Your objective:
Collect every line in the records below that contains the word "vCPUs".

Material supplied:

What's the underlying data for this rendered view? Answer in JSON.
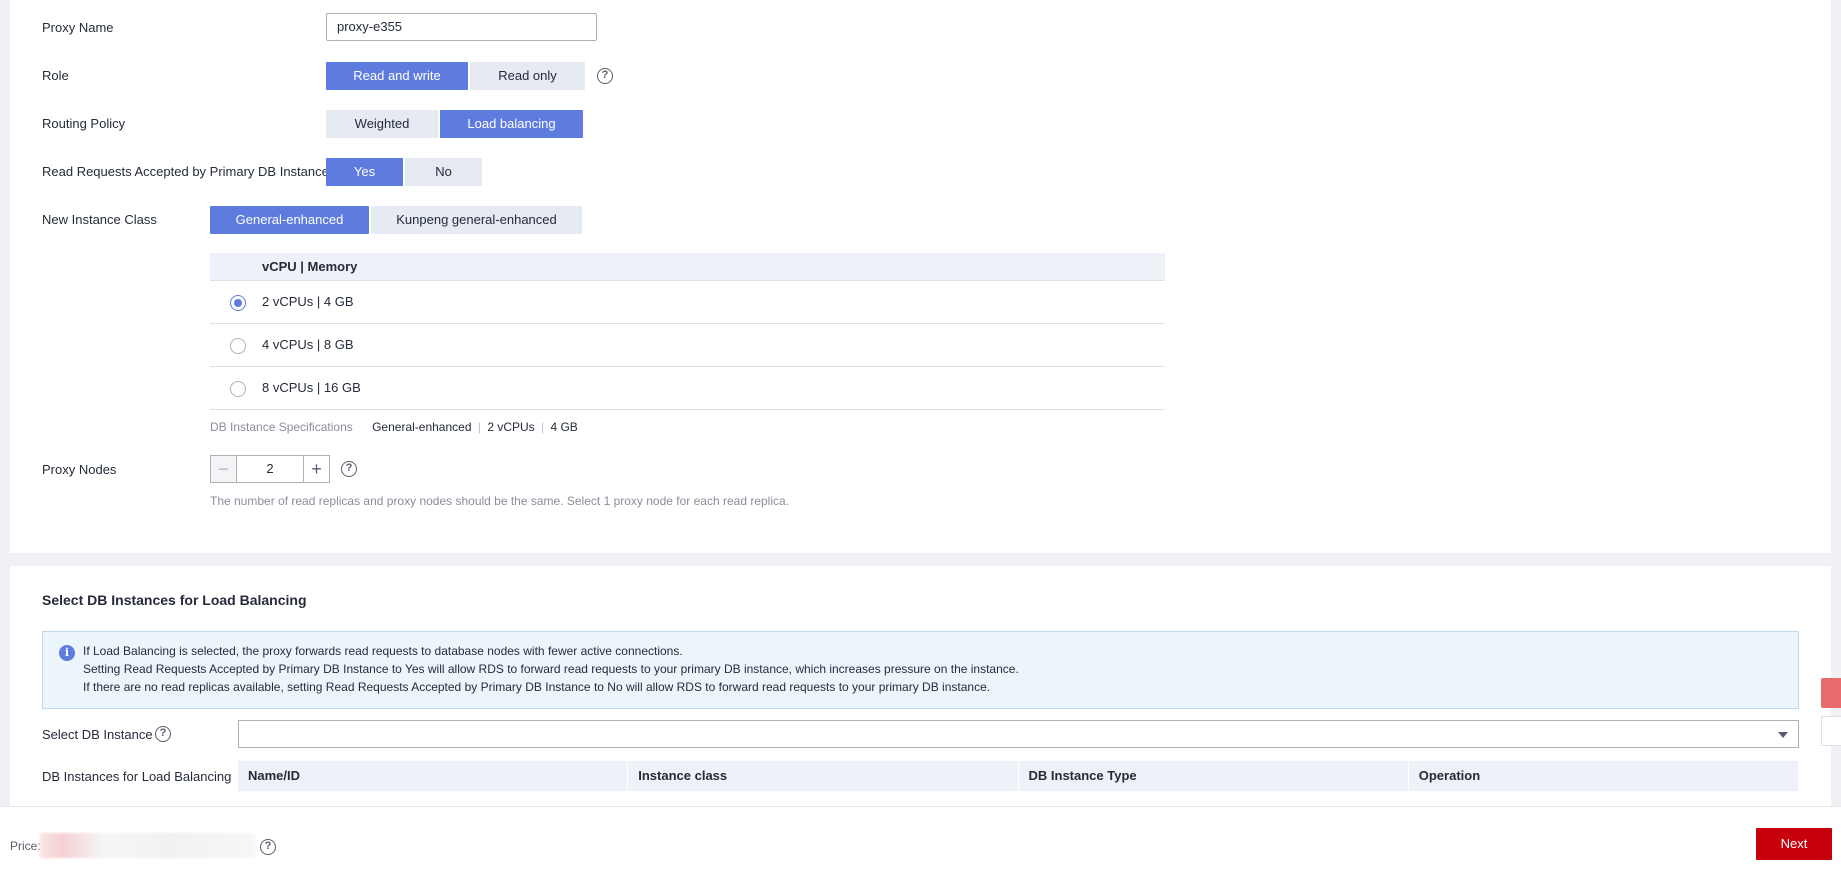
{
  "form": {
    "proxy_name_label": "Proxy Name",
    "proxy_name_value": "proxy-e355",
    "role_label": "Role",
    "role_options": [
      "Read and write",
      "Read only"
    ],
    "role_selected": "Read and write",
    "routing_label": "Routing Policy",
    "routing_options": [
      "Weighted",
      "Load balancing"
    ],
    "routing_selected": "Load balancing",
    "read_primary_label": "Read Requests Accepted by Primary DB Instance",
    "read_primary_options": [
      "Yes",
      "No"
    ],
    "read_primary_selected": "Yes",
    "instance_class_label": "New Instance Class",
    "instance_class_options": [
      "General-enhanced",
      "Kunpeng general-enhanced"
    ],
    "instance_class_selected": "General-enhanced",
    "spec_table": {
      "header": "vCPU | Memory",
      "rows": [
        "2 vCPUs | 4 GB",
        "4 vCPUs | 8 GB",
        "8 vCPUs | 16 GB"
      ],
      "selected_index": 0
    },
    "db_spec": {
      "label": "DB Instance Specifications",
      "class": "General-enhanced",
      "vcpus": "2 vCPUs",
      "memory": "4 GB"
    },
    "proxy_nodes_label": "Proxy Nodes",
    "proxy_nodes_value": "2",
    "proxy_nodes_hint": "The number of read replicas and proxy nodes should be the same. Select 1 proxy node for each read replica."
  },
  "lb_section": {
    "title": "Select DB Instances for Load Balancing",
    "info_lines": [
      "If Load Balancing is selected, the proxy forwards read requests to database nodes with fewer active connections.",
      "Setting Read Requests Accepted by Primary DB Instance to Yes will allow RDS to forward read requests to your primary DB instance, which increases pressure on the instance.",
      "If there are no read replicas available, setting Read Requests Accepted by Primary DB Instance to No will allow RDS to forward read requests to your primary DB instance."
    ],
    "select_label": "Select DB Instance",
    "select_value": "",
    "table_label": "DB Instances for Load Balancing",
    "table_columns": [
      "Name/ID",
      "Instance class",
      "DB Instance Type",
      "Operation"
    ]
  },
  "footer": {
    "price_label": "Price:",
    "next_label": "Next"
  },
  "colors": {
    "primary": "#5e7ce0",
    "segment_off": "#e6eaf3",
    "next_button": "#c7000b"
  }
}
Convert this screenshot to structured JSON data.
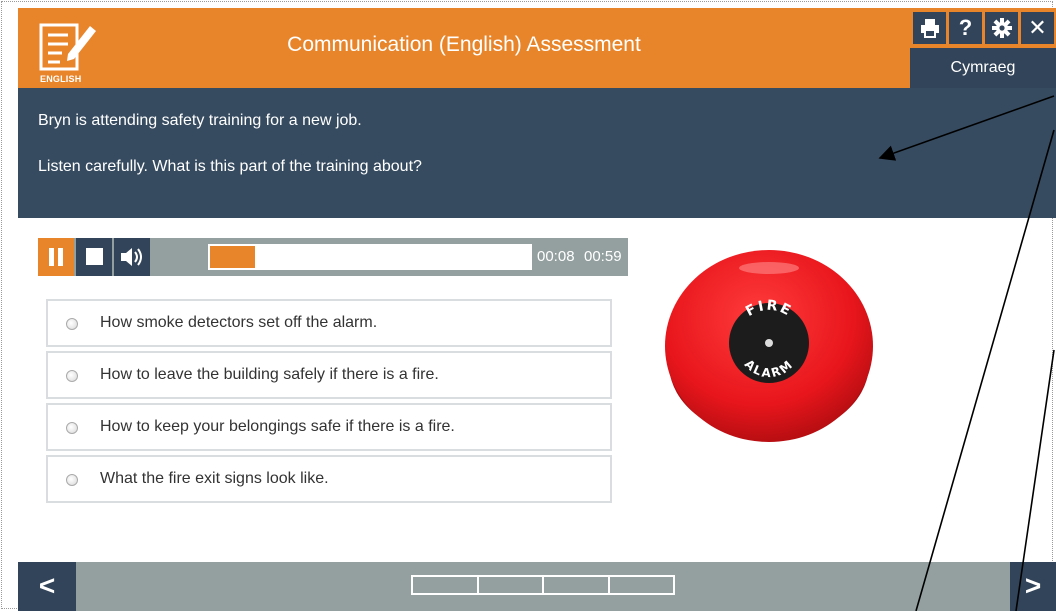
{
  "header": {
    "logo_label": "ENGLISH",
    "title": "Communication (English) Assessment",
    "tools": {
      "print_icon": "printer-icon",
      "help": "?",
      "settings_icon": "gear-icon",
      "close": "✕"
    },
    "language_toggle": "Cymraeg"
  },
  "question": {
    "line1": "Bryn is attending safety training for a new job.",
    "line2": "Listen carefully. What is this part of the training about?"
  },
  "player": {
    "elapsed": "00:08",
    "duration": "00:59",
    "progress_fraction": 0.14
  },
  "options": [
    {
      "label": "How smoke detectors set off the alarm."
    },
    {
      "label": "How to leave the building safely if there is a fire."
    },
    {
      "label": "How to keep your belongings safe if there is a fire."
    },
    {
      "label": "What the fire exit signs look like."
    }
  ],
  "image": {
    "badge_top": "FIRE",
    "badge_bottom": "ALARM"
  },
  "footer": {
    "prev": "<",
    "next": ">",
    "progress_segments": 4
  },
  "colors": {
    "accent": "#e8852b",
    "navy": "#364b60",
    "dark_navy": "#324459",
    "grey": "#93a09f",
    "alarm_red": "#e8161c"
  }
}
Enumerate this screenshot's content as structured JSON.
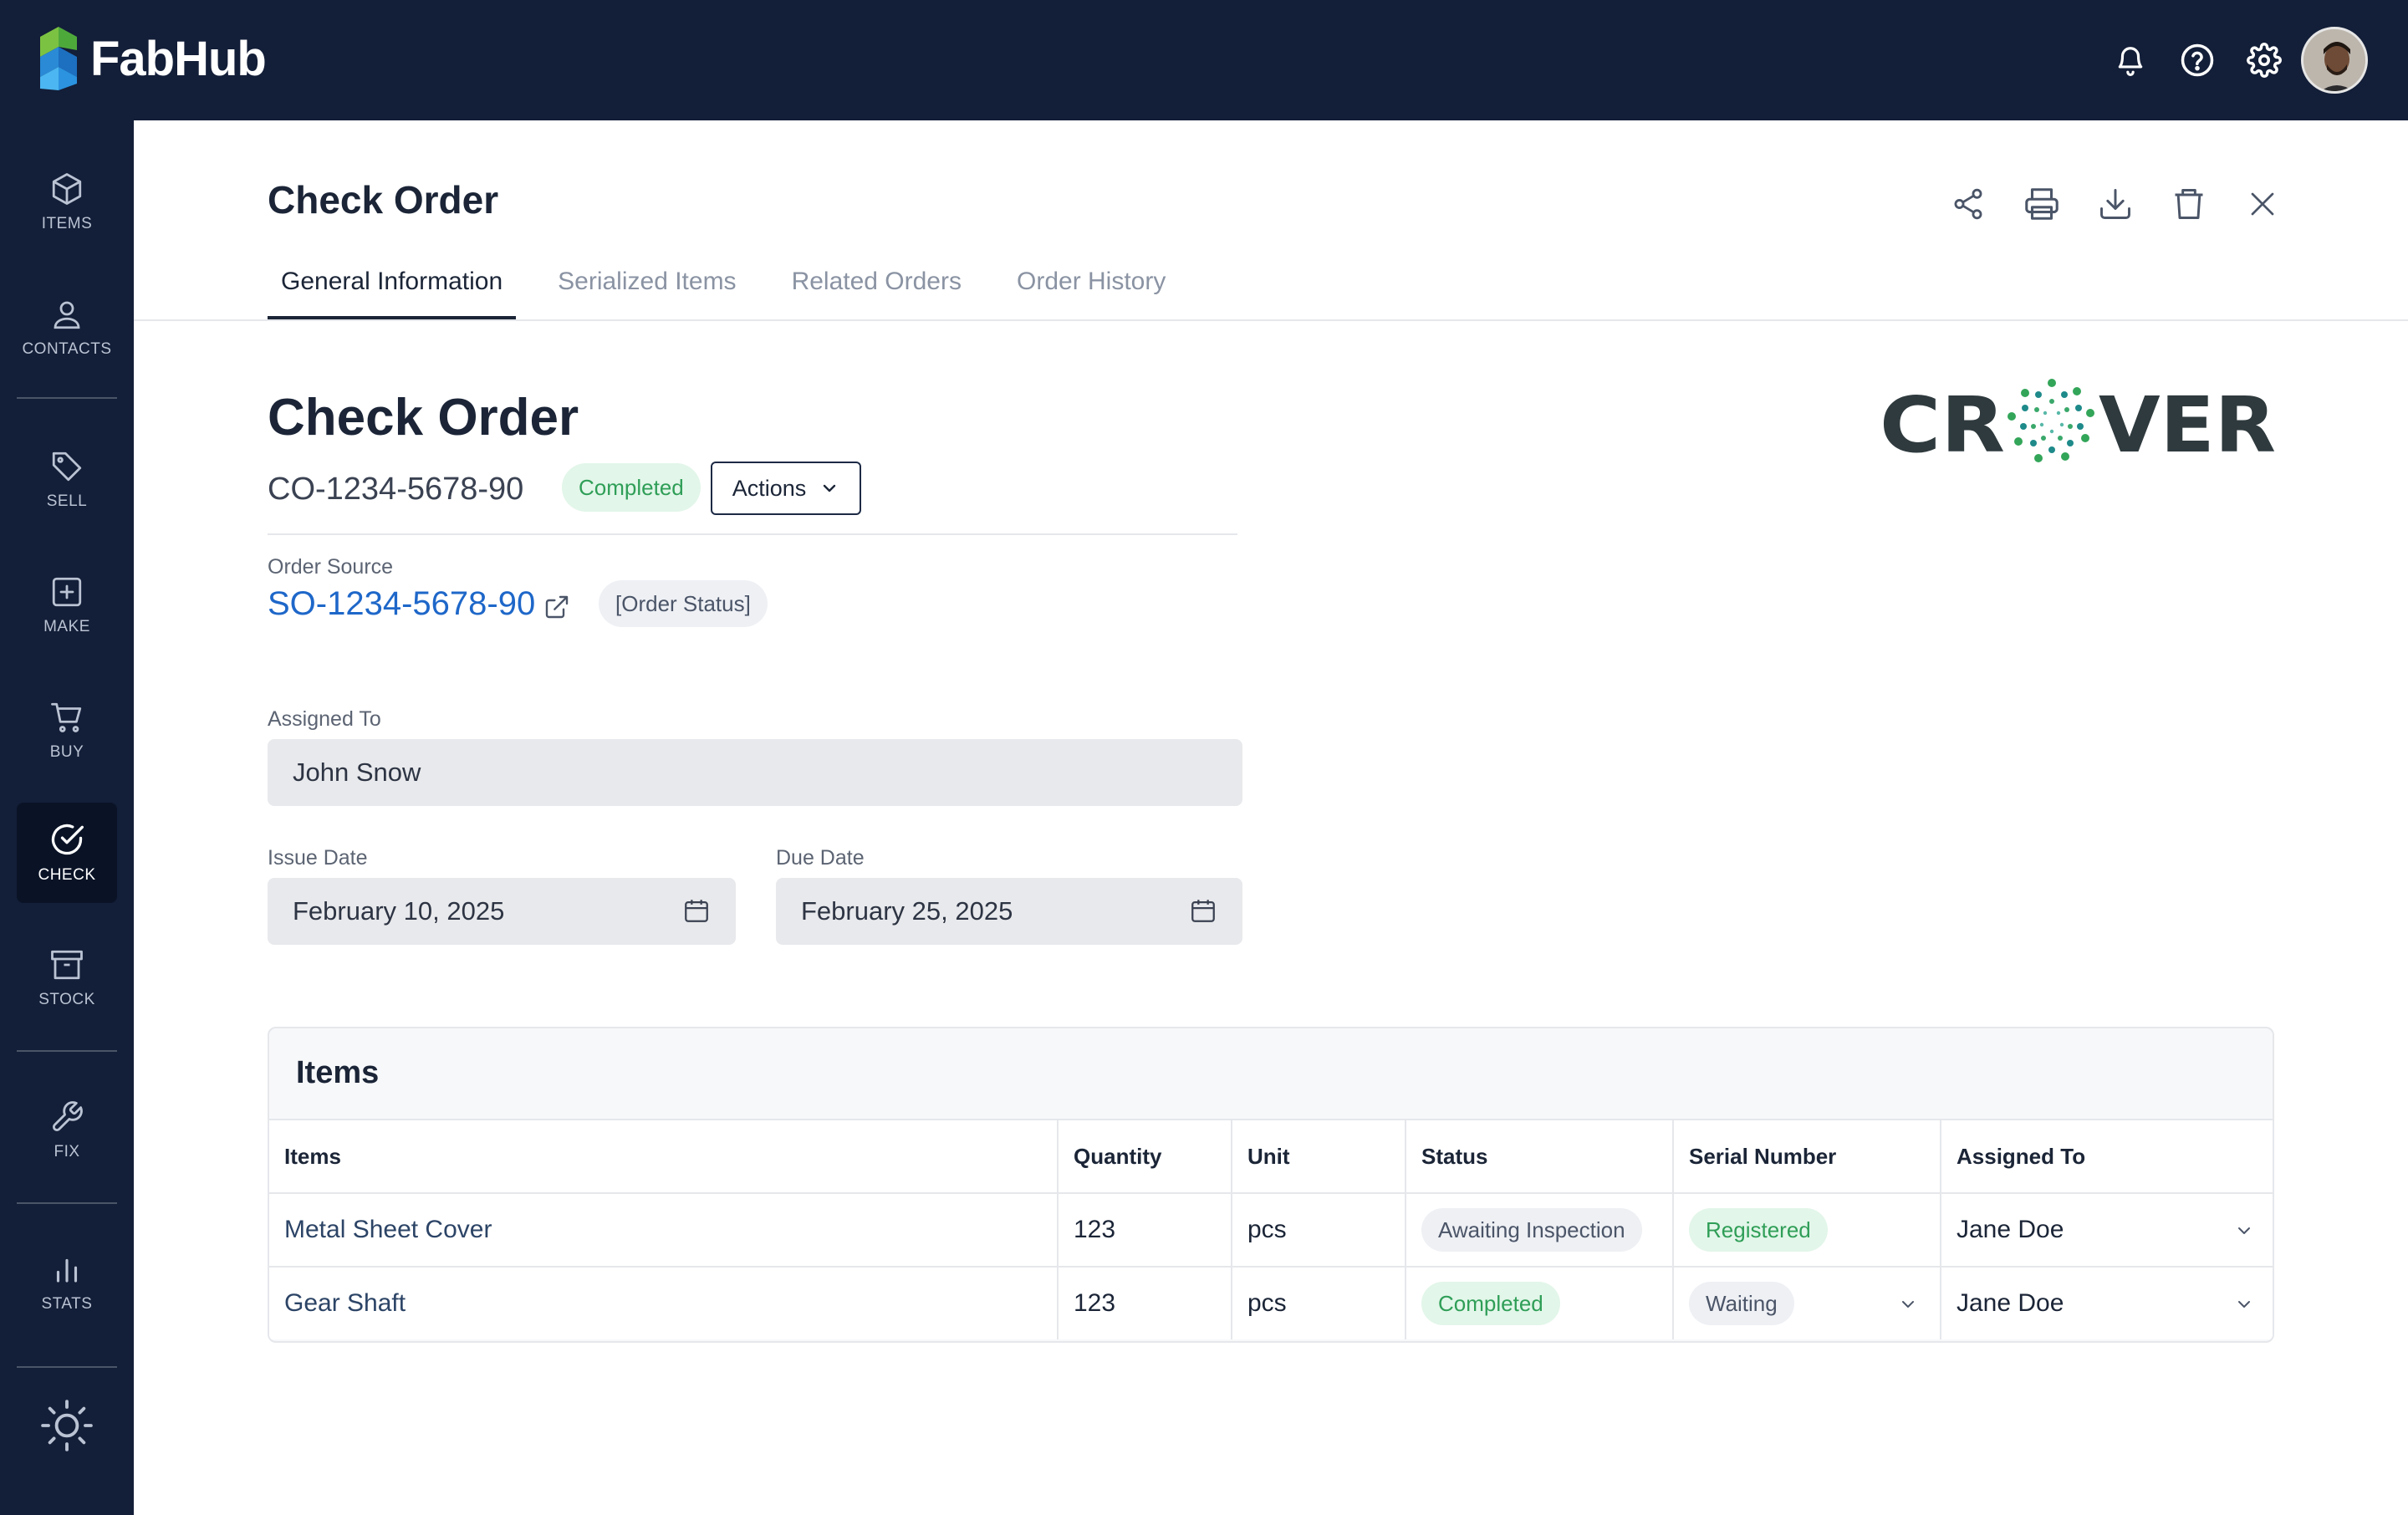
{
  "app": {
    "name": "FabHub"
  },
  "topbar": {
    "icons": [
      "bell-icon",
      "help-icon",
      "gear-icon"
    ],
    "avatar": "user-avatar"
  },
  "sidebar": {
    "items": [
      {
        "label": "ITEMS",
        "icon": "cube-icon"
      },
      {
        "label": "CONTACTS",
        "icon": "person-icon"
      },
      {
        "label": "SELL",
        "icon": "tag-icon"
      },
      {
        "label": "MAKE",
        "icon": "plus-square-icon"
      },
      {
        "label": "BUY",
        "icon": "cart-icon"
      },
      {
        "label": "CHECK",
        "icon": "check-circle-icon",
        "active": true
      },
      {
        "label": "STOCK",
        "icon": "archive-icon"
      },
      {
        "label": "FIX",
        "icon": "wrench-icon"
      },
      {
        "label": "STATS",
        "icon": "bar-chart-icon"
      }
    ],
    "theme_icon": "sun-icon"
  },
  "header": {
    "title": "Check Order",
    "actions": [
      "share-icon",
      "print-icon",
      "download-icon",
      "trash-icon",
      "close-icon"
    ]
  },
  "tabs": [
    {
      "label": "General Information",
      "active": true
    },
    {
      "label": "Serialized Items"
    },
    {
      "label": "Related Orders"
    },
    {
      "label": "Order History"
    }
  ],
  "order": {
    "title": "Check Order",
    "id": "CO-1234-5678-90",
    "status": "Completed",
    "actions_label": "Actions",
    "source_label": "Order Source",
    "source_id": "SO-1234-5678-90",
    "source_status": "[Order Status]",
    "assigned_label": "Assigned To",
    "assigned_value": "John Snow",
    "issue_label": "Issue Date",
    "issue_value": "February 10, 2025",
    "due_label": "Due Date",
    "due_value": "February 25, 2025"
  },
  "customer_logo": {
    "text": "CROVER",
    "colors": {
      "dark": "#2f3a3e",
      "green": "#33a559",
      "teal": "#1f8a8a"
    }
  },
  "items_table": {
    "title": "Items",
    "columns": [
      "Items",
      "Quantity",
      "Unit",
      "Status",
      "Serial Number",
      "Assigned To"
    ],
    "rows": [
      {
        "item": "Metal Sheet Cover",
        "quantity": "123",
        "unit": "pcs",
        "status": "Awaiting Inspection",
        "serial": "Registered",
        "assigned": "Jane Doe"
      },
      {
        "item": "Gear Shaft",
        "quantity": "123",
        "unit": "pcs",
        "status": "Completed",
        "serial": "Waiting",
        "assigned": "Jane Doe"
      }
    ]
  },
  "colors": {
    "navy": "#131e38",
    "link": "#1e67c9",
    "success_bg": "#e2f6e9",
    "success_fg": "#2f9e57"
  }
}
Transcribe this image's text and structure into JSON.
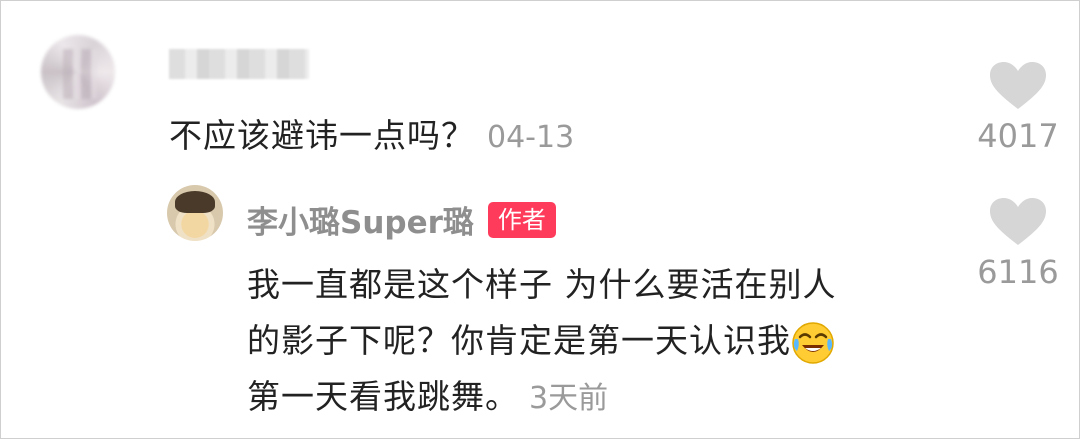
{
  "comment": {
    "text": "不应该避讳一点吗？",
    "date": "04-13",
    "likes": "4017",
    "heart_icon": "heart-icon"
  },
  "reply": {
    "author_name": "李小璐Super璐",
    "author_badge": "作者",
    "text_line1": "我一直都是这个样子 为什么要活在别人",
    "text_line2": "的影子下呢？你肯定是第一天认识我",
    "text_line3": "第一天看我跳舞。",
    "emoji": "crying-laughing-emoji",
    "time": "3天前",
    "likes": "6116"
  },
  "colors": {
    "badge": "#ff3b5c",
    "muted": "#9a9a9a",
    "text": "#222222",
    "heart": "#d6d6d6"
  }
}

Answer in full:
        "2 vCPUs | 4 GB",
        "4 vCPUs | 8 GB",
        "8 vCPUs | 16 GB"
      "vcpus": "2 vCPUs",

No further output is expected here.